__DOCUMENT SEGMENT__.
※
Postby RedCelt69 on Fri Nov 05, 2010 3:16 pm

Haunted wrote:
wild_quinine wrote:Another goose-step towards total democracy.

I'm not sure I follow. Do you not think mental illnesses/conditions exist?

Yes. There's a list of people with the condition kept somewhere... I believe it's the Conservative Party members list.

The point that WQ is (partially) making is that it all depends upon how you define mental illness. Sanity isn't a binary state. If the executive can change the law determining how sanity is defined, we're on a slippery slope with the word "totalitarian" carved into its side.

If the government claims that homosexuality is a mental illness (and there are many non-secular people who hold that view), we can deprive homosexuals of their right to vote. Or the other side of the (religious) coin... Islamic fundamentalists who embrace violence-for-an-Islamist-State, are they sane? Should they have the vote? Whilst we're taking the vote away from them, let's do the same for BNP supporters, because they're clearly doolally aren't they?
※
__EXERCISE DATA__.
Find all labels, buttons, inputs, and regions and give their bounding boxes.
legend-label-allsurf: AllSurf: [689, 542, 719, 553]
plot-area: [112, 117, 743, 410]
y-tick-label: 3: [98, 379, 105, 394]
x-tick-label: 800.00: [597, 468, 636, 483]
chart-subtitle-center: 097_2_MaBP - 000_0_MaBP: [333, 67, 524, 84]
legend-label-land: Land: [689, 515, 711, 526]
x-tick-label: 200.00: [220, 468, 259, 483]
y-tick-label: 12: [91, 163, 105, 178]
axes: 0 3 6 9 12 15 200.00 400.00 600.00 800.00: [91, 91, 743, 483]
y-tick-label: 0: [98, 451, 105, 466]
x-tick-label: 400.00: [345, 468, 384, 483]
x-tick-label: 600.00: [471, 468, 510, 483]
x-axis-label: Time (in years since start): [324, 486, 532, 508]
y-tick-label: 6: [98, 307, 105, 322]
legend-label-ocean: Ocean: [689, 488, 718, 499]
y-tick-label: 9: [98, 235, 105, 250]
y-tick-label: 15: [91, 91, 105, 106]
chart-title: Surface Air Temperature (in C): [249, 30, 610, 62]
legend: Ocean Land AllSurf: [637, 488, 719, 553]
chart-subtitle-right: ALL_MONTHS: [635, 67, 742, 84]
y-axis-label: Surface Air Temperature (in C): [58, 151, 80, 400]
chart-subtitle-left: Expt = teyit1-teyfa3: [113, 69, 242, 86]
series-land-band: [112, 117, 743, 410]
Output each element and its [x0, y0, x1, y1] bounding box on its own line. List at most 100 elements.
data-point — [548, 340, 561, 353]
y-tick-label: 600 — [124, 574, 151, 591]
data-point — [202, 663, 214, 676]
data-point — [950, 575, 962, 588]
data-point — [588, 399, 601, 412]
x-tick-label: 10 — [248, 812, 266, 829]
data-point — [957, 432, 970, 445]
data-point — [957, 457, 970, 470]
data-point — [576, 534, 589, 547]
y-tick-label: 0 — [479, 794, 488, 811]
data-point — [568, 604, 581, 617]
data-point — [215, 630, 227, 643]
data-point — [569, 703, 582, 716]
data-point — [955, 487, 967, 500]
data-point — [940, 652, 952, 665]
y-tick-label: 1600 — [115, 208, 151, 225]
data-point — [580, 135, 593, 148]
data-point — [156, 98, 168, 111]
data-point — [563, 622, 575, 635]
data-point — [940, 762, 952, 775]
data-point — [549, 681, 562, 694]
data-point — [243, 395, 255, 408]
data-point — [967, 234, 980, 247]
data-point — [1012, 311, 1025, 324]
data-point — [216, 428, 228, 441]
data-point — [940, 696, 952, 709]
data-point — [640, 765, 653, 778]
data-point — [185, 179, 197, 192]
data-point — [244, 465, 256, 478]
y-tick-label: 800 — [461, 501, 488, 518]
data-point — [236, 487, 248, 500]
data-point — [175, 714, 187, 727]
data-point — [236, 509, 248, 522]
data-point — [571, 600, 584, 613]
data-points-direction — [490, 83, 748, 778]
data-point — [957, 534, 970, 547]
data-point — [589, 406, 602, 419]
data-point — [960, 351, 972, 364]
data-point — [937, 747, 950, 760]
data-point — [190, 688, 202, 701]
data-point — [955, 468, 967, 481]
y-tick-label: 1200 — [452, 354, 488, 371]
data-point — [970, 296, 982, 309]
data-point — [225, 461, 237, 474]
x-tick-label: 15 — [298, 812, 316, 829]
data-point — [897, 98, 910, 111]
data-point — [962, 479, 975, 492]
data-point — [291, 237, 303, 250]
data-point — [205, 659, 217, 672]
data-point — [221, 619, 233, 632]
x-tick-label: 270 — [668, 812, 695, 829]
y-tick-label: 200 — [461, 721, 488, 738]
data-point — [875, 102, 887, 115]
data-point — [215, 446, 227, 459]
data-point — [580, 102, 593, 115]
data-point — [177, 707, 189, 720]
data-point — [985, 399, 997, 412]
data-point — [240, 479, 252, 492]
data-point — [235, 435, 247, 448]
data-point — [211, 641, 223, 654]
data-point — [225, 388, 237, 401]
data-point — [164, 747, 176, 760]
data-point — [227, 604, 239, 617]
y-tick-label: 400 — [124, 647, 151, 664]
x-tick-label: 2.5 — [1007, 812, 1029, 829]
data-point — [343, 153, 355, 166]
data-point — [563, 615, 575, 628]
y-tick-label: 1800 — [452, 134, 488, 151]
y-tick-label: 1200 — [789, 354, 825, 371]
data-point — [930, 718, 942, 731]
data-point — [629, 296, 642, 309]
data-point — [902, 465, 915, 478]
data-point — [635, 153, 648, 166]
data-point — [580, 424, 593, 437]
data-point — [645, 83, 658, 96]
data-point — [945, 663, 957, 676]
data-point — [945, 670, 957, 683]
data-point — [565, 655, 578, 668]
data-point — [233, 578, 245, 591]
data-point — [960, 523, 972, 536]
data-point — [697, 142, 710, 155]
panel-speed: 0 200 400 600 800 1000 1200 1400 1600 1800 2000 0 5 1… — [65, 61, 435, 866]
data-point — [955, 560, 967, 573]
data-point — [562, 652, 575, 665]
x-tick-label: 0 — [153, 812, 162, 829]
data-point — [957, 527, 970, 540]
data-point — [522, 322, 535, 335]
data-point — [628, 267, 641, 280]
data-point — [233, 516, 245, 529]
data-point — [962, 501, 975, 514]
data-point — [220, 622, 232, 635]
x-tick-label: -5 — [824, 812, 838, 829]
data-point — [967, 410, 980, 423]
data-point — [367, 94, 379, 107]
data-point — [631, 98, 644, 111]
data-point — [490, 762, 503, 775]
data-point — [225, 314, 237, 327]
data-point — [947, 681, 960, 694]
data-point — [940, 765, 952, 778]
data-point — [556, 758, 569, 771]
※
__WORK TO COMPLETE__.
**1)** Answer these questions from the forum post.
(a) At what date and time was the post written?
(b) According to the post, what kind of state is sanity not?
(c) Whose supporters does the post say should also have the vote taken away "whilst we're taking the vote away" from Islamic fundamentalists?
**2)** Decide whether each statement agrees with the forum post. Answer yes or no and quote the words that settle it.
(a) The post holds that sanity is a binary state.
(b) The post says that many non-secular people regard homosexuality as a mental illness.
(c) The post jokes that the list of people with the condition is the Labour Party members list.
**3)** Continue the forum post about mental illness and the right to vote, starting after its last sentence.

__ANSWERS TO THE EXERCISE__.
**1)**
(a) Fri Nov 05, 2010, at 3:16 pm.
(b) A binary state.
(c) BNP supporters.

**2)**
(a) No: "Sanity isn't a binary state."
(b) Yes: "(and there are many non-secular people who hold that view)"
(c) No: "I believe it's the Conservative Party members list."

**3)**
Depression. Being chased by your Black Dog? This will cheer you up... you've lost your right to vote. MPD schizophrenics, you've lost your right to vote as we can't be sure which of your personalities is "in residence" when you enter the polling booth.

Mostly, all of the above was tongue-in-cheek, however it isn't unreasonable to question the validity of suffrage on the grounds of sanity.

My own view is that (in the current system) an individual's vote is pretty meaningless - and I don't care if prisoners can or can't use theirs.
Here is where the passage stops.